- WORK REQUIRED
Read the records and write them out again exactly.
== ENTRIES SUPPLIED
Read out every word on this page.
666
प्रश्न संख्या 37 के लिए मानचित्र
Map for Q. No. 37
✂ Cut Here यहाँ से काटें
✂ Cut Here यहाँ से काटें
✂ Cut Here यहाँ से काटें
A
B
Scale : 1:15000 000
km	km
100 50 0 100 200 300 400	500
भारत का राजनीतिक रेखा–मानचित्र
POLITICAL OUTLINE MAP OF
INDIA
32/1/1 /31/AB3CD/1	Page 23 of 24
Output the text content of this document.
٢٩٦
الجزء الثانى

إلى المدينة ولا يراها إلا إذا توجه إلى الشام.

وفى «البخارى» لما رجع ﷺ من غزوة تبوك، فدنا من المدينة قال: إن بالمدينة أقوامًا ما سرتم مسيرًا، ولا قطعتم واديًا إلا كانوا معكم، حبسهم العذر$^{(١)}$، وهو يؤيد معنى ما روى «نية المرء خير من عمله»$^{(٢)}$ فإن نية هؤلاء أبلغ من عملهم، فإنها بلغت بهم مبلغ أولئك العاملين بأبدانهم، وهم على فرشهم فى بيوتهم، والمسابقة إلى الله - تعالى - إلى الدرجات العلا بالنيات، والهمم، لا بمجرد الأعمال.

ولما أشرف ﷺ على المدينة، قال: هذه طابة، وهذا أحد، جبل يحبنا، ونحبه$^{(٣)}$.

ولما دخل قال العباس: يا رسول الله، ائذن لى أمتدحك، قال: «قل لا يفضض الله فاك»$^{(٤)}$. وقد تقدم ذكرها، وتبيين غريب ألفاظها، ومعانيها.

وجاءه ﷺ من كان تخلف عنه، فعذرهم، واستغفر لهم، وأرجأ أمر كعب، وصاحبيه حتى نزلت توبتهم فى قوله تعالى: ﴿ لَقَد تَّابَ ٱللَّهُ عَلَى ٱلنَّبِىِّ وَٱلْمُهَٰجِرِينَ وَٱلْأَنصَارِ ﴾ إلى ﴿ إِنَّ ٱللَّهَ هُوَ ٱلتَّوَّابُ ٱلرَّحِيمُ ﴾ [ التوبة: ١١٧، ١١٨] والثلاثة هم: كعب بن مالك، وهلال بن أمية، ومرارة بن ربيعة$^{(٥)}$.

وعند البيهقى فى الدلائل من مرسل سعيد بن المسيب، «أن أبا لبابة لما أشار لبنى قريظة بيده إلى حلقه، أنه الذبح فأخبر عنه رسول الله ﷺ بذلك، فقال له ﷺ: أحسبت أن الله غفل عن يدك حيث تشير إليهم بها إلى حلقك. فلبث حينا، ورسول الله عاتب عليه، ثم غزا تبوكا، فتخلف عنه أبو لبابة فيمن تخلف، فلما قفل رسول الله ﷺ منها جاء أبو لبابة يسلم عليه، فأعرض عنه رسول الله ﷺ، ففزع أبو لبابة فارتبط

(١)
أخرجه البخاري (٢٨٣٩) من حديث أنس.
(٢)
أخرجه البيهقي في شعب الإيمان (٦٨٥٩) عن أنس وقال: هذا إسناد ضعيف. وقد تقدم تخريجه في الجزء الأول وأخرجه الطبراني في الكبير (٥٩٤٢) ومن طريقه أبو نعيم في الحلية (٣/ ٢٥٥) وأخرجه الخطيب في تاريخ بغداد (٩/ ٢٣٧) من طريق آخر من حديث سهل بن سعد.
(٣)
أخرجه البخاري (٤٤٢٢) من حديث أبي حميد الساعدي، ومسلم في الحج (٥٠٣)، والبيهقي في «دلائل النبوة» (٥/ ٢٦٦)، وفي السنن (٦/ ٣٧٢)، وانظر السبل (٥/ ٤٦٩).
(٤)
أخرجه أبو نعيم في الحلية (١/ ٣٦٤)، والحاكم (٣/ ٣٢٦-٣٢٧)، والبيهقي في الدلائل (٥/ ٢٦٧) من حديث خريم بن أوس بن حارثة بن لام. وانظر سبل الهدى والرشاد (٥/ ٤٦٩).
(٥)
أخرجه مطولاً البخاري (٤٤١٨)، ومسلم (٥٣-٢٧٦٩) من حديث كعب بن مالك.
====
- COMPLETED EXERCISE
Read out every word on this page.
666
प्रश्न संख्या 37 के लिए मानचित्र
Map for Q. No. 37
✂ Cut Here यहाँ से काटें
✂ Cut Here यहाँ से काटें
✂ Cut Here यहाँ से काटें
A
B
Scale : 1:15000 000
km	km
100 50 0 100 200 300 400	500
भारत का राजनीतिक रेखा–मानचित्र
POLITICAL OUTLINE MAP OF
INDIA
32/1/1 /31/AB3CD/1	Page 23 of 24
Output the text content of this document.
٢٩٦
الجزء الثانى

إلى المدينة ولا يراها إلا إذا توجه إلى الشام.

وفى «البخارى» لما رجع ﷺ من غزوة تبوك، فدنا من المدينة قال: إن بالمدينة أقوامًا ما سرتم مسيرًا، ولا قطعتم واديًا إلا كانوا معكم، حبسهم العذر$^{(١)}$، وهو يؤيد معنى ما روى «نية المرء خير من عمله»$^{(٢)}$ فإن نية هؤلاء أبلغ من عملهم، فإنها بلغت بهم مبلغ أولئك العاملين بأبدانهم، وهم على فرشهم فى بيوتهم، والمسابقة إلى الله - تعالى - إلى الدرجات العلا بالنيات، والهمم، لا بمجرد الأعمال.

ولما أشرف ﷺ على المدينة، قال: هذه طابة، وهذا أحد، جبل يحبنا، ونحبه$^{(٣)}$.

ولما دخل قال العباس: يا رسول الله، ائذن لى أمتدحك، قال: «قل لا يفضض الله فاك»$^{(٤)}$. وقد تقدم ذكرها، وتبيين غريب ألفاظها، ومعانيها.

وجاءه ﷺ من كان تخلف عنه، فعذرهم، واستغفر لهم، وأرجأ أمر كعب، وصاحبيه حتى نزلت توبتهم فى قوله تعالى: ﴿ لَقَد تَّابَ ٱللَّهُ عَلَى ٱلنَّبِىِّ وَٱلْمُهَٰجِرِينَ وَٱلْأَنصَارِ ﴾ إلى ﴿ إِنَّ ٱللَّهَ هُوَ ٱلتَّوَّابُ ٱلرَّحِيمُ ﴾ [ التوبة: ١١٧، ١١٨] والثلاثة هم: كعب بن مالك، وهلال بن أمية، ومرارة بن ربيعة$^{(٥)}$.

وعند البيهقى فى الدلائل من مرسل سعيد بن المسيب، «أن أبا لبابة لما أشار لبنى قريظة بيده إلى حلقه، أنه الذبح فأخبر عنه رسول الله ﷺ بذلك، فقال له ﷺ: أحسبت أن الله غفل عن يدك حيث تشير إليهم بها إلى حلقك. فلبث حينا، ورسول الله عاتب عليه، ثم غزا تبوكا، فتخلف عنه أبو لبابة فيمن تخلف، فلما قفل رسول الله ﷺ منها جاء أبو لبابة يسلم عليه، فأعرض عنه رسول الله ﷺ، ففزع أبو لبابة فارتبط

(١)
أخرجه البخاري (٢٨٣٩) من حديث أنس.
(٢)
أخرجه البيهقي في شعب الإيمان (٦٨٥٩) عن أنس وقال: هذا إسناد ضعيف. وقد تقدم تخريجه في الجزء الأول وأخرجه الطبراني في الكبير (٥٩٤٢) ومن طريقه أبو نعيم في الحلية (٣/ ٢٥٥) وأخرجه الخطيب في تاريخ بغداد (٩/ ٢٣٧) من طريق آخر من حديث سهل بن سعد.
(٣)
أخرجه البخاري (٤٤٢٢) من حديث أبي حميد الساعدي، ومسلم في الحج (٥٠٣)، والبيهقي في «دلائل النبوة» (٥/ ٢٦٦)، وفي السنن (٦/ ٣٧٢)، وانظر السبل (٥/ ٤٦٩).
(٤)
أخرجه أبو نعيم في الحلية (١/ ٣٦٤)، والحاكم (٣/ ٣٢٦-٣٢٧)، والبيهقي في الدلائل (٥/ ٢٦٧) من حديث خريم بن أوس بن حارثة بن لام. وانظر سبل الهدى والرشاد (٥/ ٤٦٩).
(٥)
أخرجه مطولاً البخاري (٤٤١٨)، ومسلم (٥٣-٢٧٦٩) من حديث كعب بن مالك.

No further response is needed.